### Excerpted passage
* START *

5. Compensation. For all services rendered by Consultant, the Company shall pay to Consultant the following compensation (the “Compensation”):
(a) During the Initial Term, Compensation of $120,000 USD per year; and
(b) Compensation payments shall be divided into twelve (12) equal monthly payments, payable in arrears on the last day of each month following the commencement of this Agreement, provided that any partial month worked shall be payable on the last day of such partial month.
6. Benefits. Consultant shall be entitled to 3,000,000 options of ESSI Company’s common stock at a price of $2.00 per share with vesting over 2 year period.
7. Working Facilities. The Company shall provide to Consultant such office space at the Company, as Consultant deems necessary.
8. Expenses. The Company will reimburse Consultant for expenses incurred in connection with Employer's business, including expenses for travel, lodging, meals, beverages, entertainment, and other items on Employee's periodic presentation of an account of such expenses.

* END *

### Dataset
* START *

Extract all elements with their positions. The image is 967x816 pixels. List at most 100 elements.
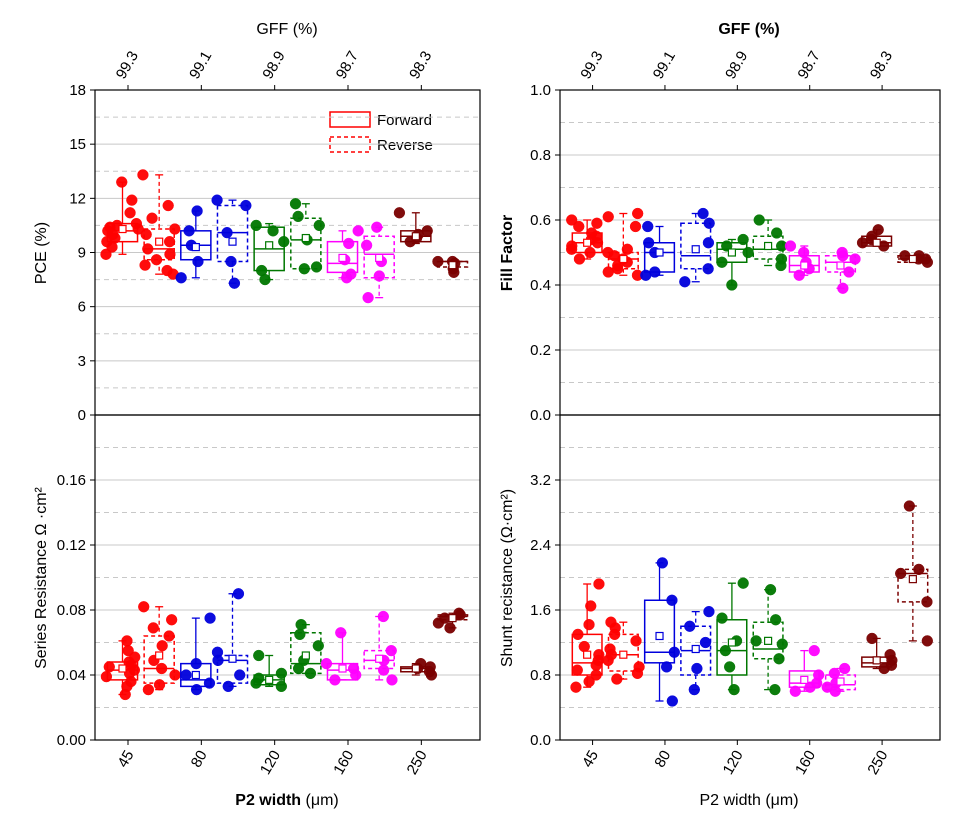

* END *
* START *

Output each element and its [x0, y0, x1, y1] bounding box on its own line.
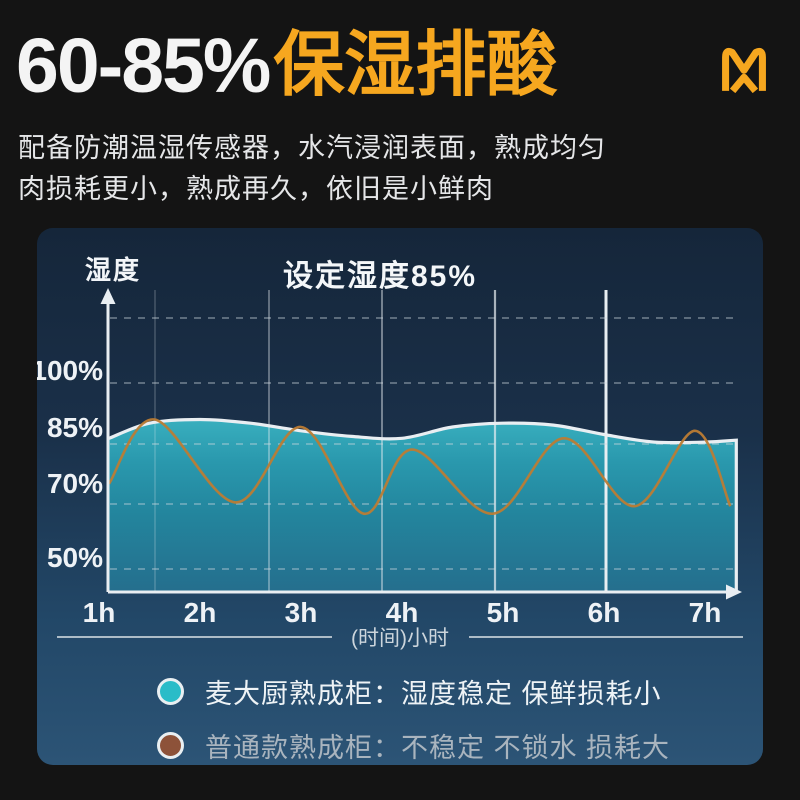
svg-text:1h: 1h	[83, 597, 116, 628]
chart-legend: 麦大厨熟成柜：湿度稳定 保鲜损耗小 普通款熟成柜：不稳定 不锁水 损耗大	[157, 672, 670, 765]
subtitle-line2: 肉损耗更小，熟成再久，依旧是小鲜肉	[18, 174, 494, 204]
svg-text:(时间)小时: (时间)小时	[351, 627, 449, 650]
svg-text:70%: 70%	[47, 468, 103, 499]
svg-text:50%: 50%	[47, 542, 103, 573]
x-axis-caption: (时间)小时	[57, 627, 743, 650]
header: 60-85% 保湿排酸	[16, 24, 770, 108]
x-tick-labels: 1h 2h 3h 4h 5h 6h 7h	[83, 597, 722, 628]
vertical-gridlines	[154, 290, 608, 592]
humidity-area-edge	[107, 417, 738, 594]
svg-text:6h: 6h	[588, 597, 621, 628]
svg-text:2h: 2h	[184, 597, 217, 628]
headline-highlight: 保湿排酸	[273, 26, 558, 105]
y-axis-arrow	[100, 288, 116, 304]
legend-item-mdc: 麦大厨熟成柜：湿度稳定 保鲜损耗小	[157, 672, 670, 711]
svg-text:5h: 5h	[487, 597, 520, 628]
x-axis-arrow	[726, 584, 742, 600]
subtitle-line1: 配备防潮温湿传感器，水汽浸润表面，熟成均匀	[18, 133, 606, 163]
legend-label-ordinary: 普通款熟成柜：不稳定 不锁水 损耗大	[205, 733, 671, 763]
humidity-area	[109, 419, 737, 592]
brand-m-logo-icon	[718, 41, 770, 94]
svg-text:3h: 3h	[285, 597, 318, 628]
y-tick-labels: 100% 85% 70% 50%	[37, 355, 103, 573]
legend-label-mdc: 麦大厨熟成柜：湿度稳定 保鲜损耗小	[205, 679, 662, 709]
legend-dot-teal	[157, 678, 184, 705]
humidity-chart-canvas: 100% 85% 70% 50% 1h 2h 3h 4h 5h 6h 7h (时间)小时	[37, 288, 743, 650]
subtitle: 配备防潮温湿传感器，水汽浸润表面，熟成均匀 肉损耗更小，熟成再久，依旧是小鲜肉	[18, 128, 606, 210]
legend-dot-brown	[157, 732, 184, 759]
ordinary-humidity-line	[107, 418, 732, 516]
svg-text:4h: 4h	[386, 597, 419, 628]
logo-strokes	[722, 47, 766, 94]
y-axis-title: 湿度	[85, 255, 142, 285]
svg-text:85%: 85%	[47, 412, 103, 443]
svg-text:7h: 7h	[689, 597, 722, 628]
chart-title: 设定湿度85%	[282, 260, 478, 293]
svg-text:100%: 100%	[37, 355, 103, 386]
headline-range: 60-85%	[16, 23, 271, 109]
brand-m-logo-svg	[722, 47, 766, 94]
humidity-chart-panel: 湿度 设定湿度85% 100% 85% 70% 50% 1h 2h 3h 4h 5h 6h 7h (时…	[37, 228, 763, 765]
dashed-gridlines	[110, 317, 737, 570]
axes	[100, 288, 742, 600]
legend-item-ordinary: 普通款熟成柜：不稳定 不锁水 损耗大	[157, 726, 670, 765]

* END *
* START *

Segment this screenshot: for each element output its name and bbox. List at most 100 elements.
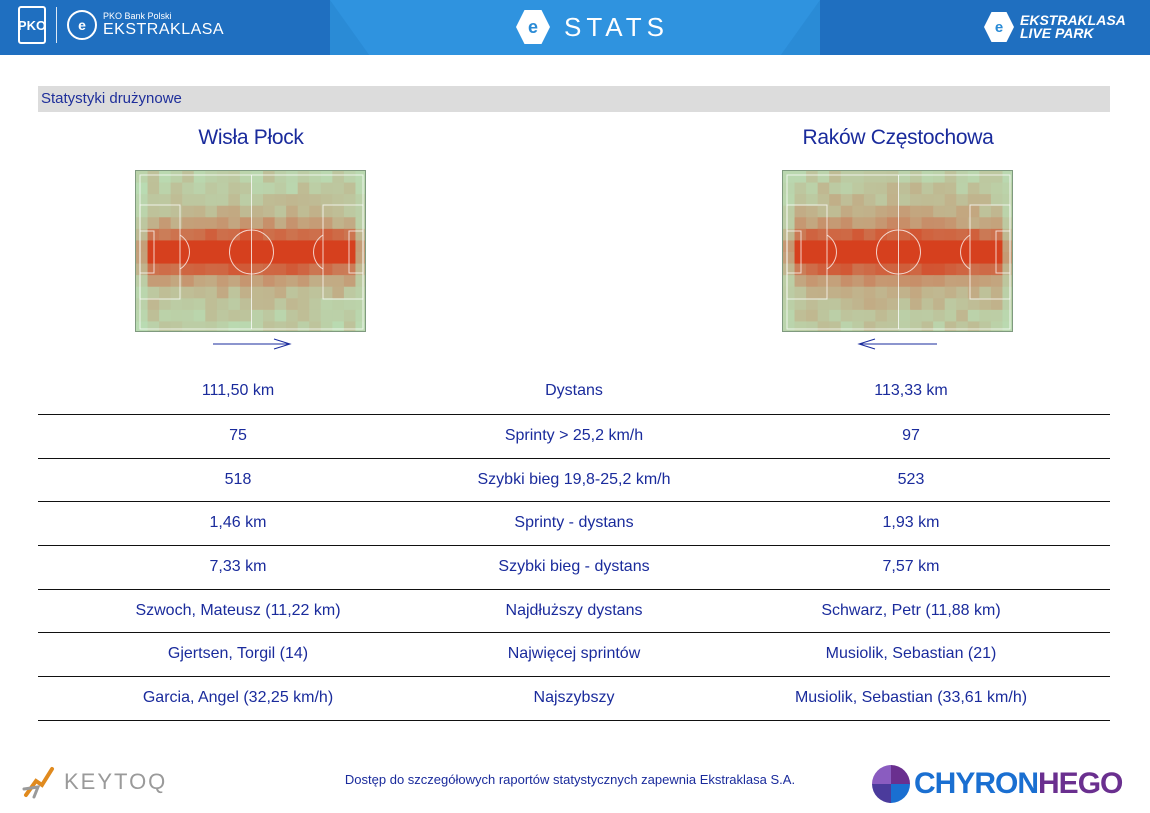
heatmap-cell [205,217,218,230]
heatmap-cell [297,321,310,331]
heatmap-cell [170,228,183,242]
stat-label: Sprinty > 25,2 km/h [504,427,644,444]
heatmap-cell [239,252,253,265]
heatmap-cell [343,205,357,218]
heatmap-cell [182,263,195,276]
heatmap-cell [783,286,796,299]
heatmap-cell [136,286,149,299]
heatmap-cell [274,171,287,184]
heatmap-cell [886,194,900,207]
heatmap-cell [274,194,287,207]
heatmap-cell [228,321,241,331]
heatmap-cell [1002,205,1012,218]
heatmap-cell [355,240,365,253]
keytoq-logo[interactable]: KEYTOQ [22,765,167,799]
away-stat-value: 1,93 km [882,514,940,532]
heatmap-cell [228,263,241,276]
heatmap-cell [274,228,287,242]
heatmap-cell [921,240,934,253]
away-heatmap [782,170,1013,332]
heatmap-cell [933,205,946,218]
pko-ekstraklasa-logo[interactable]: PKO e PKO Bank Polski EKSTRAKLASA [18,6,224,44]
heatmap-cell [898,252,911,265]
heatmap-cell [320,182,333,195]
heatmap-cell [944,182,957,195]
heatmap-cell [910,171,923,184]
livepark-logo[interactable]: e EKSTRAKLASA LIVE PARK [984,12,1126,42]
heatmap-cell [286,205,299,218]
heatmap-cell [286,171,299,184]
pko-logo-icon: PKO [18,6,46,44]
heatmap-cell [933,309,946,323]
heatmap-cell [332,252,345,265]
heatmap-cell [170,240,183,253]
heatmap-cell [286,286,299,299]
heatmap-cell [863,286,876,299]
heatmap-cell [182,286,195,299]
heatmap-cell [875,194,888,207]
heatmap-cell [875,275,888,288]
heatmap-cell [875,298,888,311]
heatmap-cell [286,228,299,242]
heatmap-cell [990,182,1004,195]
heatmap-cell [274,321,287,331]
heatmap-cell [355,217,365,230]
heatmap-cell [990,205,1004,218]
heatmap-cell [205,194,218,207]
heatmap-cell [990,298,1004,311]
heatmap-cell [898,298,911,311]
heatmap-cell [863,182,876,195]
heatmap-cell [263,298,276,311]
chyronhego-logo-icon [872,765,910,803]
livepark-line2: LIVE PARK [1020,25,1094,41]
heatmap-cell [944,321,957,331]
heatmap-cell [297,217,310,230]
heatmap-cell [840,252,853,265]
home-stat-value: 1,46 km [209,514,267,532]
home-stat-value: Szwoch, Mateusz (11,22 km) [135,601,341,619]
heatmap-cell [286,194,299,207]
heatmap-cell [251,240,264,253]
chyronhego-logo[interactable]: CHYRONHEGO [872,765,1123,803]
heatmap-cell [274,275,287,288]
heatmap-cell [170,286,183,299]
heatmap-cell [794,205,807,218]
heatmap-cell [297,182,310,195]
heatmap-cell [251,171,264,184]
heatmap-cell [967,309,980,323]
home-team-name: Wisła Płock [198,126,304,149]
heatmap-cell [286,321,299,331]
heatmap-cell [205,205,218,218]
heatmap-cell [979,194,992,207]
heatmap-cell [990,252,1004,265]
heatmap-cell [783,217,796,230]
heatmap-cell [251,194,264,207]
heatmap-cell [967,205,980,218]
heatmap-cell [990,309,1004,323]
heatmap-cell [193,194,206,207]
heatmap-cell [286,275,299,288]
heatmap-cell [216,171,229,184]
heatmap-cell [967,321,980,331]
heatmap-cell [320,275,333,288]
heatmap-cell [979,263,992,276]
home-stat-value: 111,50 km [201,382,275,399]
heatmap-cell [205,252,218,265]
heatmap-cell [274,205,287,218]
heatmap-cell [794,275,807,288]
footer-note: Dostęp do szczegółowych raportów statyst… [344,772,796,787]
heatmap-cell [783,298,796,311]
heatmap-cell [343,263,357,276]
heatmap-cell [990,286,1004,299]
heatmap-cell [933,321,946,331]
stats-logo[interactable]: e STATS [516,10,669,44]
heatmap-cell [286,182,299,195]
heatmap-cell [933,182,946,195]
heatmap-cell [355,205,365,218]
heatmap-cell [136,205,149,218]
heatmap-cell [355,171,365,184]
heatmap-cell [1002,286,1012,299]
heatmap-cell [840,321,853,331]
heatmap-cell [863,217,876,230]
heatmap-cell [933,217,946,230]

* END *

### Tasks for this exercise
1 – After the records, copy the stretch of the agreement excerpt from "5. Compensation. For" through "2 year period." word for word.
2 – Using the agreement excerpt, decide whether each statement agrees with it. For each, answer yes or no and quote the deciding words.
(a) During the Initial Term, the Consultant's compensation is $120,000 USD per year.
(b) Compensation is paid in advance at the start of each month.
(c) The stock options vest over a three-year period.

### Per-task answers
1 –
5. Compensation. For all services rendered by Consultant, the Company shall pay to Consultant the following compensation (the “Compensation”):
(a) During the Initial Term, Compensation of $120,000 USD per year; and
(b) Compensation payments shall be divided into twelve (12) equal monthly payments, payable in arrears on the last day of each month following the commencement of this Agreement, provided that any partial month worked shall be payable on the last day of such partial month.
6. Benefits. Consultant shall be entitled to 3,000,000 options of ESSI Company’s common stock at a price of $2.00 per share with vesting over 2 year period.

2 –
(a) Yes: "During the Initial Term, Compensation of $120,000 USD per year"
(b) No: "payable in arrears on the last day of each month"
(c) No: "with vesting over 2 year period"